* What is needed:
In the listing below, find every line with the string "screenshot" and pull it out.

(Records that describe figures)
┌──
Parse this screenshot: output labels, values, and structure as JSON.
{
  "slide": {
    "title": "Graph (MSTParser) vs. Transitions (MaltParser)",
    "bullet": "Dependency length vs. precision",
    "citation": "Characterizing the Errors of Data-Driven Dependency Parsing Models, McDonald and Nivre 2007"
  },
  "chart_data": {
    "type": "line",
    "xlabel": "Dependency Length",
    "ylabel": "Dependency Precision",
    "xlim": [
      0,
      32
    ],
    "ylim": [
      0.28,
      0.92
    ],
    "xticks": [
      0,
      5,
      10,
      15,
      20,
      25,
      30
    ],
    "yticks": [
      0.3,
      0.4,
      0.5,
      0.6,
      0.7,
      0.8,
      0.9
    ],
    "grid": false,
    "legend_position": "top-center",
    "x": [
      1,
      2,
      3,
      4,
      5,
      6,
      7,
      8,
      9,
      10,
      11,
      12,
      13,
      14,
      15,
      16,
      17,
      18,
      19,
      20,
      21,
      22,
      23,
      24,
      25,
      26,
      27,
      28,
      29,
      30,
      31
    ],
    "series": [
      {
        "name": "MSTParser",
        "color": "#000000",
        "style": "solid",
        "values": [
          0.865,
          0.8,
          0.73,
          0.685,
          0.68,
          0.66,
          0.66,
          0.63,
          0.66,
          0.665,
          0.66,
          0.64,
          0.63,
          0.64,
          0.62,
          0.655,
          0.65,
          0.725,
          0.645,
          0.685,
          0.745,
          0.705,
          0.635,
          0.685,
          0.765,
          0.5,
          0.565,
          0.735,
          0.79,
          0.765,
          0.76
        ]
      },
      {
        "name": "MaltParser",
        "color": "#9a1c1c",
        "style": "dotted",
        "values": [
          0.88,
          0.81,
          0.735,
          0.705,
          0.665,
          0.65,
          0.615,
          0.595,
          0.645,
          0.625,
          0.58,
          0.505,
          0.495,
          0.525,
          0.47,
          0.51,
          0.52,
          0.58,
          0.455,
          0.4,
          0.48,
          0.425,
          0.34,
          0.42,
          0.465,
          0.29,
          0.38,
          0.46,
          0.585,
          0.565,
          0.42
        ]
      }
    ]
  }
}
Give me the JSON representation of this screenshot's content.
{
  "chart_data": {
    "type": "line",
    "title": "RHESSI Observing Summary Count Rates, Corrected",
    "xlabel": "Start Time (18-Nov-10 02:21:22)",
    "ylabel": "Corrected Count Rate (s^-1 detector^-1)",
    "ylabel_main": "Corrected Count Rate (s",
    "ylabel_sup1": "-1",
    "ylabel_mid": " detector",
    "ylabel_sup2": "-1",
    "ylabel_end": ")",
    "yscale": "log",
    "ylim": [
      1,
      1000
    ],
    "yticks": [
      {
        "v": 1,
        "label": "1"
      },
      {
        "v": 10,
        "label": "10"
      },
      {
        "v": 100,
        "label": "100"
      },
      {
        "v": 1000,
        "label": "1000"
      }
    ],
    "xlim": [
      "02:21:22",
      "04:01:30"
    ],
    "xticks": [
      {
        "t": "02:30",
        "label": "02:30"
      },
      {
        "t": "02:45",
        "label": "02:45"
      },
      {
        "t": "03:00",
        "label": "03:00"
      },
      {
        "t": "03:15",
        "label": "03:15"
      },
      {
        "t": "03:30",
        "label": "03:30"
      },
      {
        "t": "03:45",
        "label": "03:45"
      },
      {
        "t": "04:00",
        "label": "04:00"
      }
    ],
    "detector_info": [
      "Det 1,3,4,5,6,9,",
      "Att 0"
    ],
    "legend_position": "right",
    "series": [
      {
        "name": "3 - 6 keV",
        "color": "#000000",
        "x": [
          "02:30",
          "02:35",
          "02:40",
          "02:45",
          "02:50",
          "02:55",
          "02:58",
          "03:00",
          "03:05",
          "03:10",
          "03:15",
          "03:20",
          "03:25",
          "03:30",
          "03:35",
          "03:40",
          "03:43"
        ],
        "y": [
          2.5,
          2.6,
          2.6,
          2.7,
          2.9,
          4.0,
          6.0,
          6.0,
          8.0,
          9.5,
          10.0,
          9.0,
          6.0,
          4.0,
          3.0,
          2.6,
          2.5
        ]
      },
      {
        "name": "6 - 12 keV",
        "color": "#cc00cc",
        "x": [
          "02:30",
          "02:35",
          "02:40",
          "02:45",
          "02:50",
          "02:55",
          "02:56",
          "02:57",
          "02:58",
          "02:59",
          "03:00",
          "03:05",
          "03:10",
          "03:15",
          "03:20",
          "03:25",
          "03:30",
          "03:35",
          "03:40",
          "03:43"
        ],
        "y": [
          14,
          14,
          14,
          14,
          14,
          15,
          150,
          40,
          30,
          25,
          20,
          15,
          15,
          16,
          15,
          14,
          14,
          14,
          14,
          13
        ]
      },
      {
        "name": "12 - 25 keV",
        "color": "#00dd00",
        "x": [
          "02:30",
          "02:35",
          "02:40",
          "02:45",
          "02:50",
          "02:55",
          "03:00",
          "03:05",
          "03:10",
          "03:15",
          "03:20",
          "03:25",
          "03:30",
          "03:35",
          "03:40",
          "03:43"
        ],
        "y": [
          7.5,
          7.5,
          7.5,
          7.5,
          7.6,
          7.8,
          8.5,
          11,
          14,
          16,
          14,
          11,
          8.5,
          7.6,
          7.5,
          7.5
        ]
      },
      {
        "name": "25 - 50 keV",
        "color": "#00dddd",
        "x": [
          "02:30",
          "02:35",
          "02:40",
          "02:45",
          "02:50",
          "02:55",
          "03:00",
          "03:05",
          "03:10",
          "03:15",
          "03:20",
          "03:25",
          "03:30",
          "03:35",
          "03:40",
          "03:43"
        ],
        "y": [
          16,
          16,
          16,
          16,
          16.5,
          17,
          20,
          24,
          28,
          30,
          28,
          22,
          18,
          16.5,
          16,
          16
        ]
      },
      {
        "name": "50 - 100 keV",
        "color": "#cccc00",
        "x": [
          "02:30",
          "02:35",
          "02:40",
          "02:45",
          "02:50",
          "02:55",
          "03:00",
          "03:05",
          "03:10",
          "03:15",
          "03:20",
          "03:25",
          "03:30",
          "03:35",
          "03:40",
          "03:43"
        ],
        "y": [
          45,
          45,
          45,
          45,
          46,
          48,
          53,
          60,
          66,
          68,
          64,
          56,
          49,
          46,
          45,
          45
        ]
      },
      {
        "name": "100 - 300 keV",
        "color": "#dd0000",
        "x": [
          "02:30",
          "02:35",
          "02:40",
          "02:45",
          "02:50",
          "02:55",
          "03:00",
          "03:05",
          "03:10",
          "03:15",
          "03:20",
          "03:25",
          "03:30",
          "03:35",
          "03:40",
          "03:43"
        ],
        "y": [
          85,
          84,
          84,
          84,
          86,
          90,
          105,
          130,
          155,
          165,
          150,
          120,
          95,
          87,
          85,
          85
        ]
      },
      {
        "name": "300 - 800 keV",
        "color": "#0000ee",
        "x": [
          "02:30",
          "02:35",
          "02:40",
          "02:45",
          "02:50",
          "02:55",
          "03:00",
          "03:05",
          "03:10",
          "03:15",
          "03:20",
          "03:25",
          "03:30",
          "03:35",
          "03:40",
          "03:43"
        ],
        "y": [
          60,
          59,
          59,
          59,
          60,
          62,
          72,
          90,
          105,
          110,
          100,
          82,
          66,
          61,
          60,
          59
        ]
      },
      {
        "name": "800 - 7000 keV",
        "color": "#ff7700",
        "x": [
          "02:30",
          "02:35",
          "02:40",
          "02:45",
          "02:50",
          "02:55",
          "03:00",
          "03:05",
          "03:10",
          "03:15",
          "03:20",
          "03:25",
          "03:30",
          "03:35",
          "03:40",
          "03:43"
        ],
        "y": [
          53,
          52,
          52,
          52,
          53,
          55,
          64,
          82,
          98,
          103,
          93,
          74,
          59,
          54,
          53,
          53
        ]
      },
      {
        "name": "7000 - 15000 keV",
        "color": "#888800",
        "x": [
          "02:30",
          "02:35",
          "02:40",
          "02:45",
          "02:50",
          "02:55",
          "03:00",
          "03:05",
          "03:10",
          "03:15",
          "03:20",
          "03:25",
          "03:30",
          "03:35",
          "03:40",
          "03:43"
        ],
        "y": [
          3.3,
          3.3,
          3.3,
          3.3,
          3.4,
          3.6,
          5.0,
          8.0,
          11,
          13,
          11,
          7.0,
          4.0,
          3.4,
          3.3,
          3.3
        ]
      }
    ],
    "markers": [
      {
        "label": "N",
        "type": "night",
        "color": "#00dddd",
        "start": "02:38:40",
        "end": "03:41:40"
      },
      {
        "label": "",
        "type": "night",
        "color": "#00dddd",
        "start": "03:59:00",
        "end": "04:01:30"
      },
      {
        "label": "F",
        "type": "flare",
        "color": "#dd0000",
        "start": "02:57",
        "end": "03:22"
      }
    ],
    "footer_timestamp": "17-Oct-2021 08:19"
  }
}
└──
* Problem solution:
Parse this screenshot: output labels, values, and structure as JSON.
Give me the JSON representation of this screenshot's content.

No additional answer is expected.